Raw data:
┌──

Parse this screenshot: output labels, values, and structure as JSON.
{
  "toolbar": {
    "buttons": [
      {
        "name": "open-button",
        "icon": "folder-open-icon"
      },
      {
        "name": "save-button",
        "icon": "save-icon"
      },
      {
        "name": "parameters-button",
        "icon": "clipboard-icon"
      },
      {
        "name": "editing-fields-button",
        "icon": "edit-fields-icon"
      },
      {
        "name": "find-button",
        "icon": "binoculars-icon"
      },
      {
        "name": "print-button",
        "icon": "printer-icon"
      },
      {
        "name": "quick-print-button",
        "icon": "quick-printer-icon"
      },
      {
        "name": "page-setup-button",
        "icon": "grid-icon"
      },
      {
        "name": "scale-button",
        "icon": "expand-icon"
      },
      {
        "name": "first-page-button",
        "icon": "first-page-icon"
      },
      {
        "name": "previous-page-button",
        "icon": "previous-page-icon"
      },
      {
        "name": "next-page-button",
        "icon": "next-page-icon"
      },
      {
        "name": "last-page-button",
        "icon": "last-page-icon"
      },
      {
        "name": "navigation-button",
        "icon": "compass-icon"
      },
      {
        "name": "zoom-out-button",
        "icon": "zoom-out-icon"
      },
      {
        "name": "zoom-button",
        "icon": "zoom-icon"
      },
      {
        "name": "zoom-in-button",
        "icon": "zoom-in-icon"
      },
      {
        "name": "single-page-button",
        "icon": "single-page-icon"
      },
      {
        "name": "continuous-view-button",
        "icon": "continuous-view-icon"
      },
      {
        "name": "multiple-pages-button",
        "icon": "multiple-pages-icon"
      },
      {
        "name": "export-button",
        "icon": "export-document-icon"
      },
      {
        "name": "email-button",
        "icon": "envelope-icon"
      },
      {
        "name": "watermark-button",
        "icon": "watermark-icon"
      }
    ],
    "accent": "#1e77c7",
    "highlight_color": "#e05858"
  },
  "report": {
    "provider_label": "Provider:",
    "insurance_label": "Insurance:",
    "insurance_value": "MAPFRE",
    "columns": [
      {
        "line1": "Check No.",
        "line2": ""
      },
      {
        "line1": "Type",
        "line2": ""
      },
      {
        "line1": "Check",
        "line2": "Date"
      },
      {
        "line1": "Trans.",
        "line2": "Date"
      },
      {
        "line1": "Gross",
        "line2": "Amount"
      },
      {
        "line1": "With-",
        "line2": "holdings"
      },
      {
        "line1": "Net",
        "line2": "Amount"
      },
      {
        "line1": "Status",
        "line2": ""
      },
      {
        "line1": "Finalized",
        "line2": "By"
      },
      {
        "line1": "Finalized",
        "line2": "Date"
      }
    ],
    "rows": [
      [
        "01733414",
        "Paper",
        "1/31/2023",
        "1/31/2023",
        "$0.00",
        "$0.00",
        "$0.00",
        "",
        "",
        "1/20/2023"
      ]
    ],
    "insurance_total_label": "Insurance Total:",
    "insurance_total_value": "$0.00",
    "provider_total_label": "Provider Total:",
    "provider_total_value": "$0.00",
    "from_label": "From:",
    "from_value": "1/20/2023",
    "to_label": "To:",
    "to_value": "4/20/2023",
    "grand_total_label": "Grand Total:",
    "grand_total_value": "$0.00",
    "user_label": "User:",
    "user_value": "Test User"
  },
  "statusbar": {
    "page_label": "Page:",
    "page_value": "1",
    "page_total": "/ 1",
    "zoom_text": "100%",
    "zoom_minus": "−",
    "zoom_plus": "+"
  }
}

└──

What to work on:
Using the data above, reproduce every line exactly.

Result:
Parse this screenshot: output labels, values, and structure as JSON.
{
  "toolbar": {
    "buttons": [
      {
        "name": "open-button",
        "icon": "folder-open-icon"
      },
      {
        "name": "save-button",
        "icon": "save-icon"
      },
      {
        "name": "parameters-button",
        "icon": "clipboard-icon"
      },
      {
        "name": "editing-fields-button",
        "icon": "edit-fields-icon"
      },
      {
        "name": "find-button",
        "icon": "binoculars-icon"
      },
      {
        "name": "print-button",
        "icon": "printer-icon"
      },
      {
        "name": "quick-print-button",
        "icon": "quick-printer-icon"
      },
      {
        "name": "page-setup-button",
        "icon": "grid-icon"
      },
      {
        "name": "scale-button",
        "icon": "expand-icon"
      },
      {
        "name": "first-page-button",
        "icon": "first-page-icon"
      },
      {
        "name": "previous-page-button",
        "icon": "previous-page-icon"
      },
      {
        "name": "next-page-button",
        "icon": "next-page-icon"
      },
      {
        "name": "last-page-button",
        "icon": "last-page-icon"
      },
      {
        "name": "navigation-button",
        "icon": "compass-icon"
      },
      {
        "name": "zoom-out-button",
        "icon": "zoom-out-icon"
      },
      {
        "name": "zoom-button",
        "icon": "zoom-icon"
      },
      {
        "name": "zoom-in-button",
        "icon": "zoom-in-icon"
      },
      {
        "name": "single-page-button",
        "icon": "single-page-icon"
      },
      {
        "name": "continuous-view-button",
        "icon": "continuous-view-icon"
      },
      {
        "name": "multiple-pages-button",
        "icon": "multiple-pages-icon"
      },
      {
        "name": "export-button",
        "icon": "export-document-icon"
      },
      {
        "name": "email-button",
        "icon": "envelope-icon"
      },
      {
        "name": "watermark-button",
        "icon": "watermark-icon"
      }
    ],
    "accent": "#1e77c7",
    "highlight_color": "#e05858"
  },
  "report": {
    "provider_label": "Provider:",
    "insurance_label": "Insurance:",
    "insurance_value": "MAPFRE",
    "columns": [
      {
        "line1": "Check No.",
        "line2": ""
      },
      {
        "line1": "Type",
        "line2": ""
      },
      {
        "line1": "Check",
        "line2": "Date"
      },
      {
        "line1": "Trans.",
        "line2": "Date"
      },
      {
        "line1": "Gross",
        "line2": "Amount"
      },
      {
        "line1": "With-",
        "line2": "holdings"
      },
      {
        "line1": "Net",
        "line2": "Amount"
      },
      {
        "line1": "Status",
        "line2": ""
      },
      {
        "line1": "Finalized",
        "line2": "By"
      },
      {
        "line1": "Finalized",
        "line2": "Date"
      }
    ],
    "rows": [
      [
        "01733414",
        "Paper",
        "1/31/2023",
        "1/31/2023",
        "$0.00",
        "$0.00",
        "$0.00",
        "",
        "",
        "1/20/2023"
      ]
    ],
    "insurance_total_label": "Insurance Total:",
    "insurance_total_value": "$0.00",
    "provider_total_label": "Provider Total:",
    "provider_total_value": "$0.00",
    "from_label": "From:",
    "from_value": "1/20/2023",
    "to_label": "To:",
    "to_value": "4/20/2023",
    "grand_total_label": "Grand Total:",
    "grand_total_value": "$0.00",
    "user_label": "User:",
    "user_value": "Test User"
  },
  "statusbar": {
    "page_label": "Page:",
    "page_value": "1",
    "page_total": "/ 1",
    "zoom_text": "100%",
    "zoom_minus": "−",
    "zoom_plus": "+"
  }
}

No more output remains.